[Dataset entries]
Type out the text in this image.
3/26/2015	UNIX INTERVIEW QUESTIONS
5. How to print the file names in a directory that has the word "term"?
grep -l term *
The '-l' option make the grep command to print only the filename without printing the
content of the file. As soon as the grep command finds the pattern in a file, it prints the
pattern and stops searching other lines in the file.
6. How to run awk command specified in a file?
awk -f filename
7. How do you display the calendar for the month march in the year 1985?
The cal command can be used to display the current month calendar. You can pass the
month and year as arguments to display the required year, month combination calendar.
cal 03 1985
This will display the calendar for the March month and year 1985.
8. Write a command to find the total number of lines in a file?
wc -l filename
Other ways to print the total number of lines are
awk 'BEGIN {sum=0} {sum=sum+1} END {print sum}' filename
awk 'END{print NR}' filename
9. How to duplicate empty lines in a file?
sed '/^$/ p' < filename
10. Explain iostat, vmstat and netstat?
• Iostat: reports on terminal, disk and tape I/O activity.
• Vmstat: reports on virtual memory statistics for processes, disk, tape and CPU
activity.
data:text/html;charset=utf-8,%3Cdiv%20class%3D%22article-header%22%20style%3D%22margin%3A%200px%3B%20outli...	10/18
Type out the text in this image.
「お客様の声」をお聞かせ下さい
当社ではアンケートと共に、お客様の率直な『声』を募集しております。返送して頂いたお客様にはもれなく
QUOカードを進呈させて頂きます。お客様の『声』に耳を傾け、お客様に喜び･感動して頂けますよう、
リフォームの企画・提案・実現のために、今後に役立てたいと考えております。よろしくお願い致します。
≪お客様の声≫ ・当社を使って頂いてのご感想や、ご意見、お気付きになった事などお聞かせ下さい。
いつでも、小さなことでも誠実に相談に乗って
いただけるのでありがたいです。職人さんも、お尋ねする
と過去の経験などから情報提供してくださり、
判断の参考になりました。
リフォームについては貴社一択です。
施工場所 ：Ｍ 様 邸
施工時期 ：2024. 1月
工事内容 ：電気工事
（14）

[Task details]
Print back all the lines verbatim.

[Correct result]
Type out the text in this image.
3/26/2015	UNIX INTERVIEW QUESTIONS
5. How to print the file names in a directory that has the word "term"?
grep -l term *
The '-l' option make the grep command to print only the filename without printing the
content of the file. As soon as the grep command finds the pattern in a file, it prints the
pattern and stops searching other lines in the file.
6. How to run awk command specified in a file?
awk -f filename
7. How do you display the calendar for the month march in the year 1985?
The cal command can be used to display the current month calendar. You can pass the
month and year as arguments to display the required year, month combination calendar.
cal 03 1985
This will display the calendar for the March month and year 1985.
8. Write a command to find the total number of lines in a file?
wc -l filename
Other ways to print the total number of lines are
awk 'BEGIN {sum=0} {sum=sum+1} END {print sum}' filename
awk 'END{print NR}' filename
9. How to duplicate empty lines in a file?
sed '/^$/ p' < filename
10. Explain iostat, vmstat and netstat?
• Iostat: reports on terminal, disk and tape I/O activity.
• Vmstat: reports on virtual memory statistics for processes, disk, tape and CPU
activity.
data:text/html;charset=utf-8,%3Cdiv%20class%3D%22article-header%22%20style%3D%22margin%3A%200px%3B%20outli...	10/18
Type out the text in this image.
「お客様の声」をお聞かせ下さい
当社ではアンケートと共に、お客様の率直な『声』を募集しております。返送して頂いたお客様にはもれなく
QUOカードを進呈させて頂きます。お客様の『声』に耳を傾け、お客様に喜び･感動して頂けますよう、
リフォームの企画・提案・実現のために、今後に役立てたいと考えております。よろしくお願い致します。
≪お客様の声≫ ・当社を使って頂いてのご感想や、ご意見、お気付きになった事などお聞かせ下さい。
いつでも、小さなことでも誠実に相談に乗って
いただけるのでありがたいです。職人さんも、お尋ねする
と過去の経験などから情報提供してくださり、
判断の参考になりました。
リフォームについては貴社一択です。
施工場所 ：Ｍ 様 邸
施工時期 ：2024. 1月
工事内容 ：電気工事
（14）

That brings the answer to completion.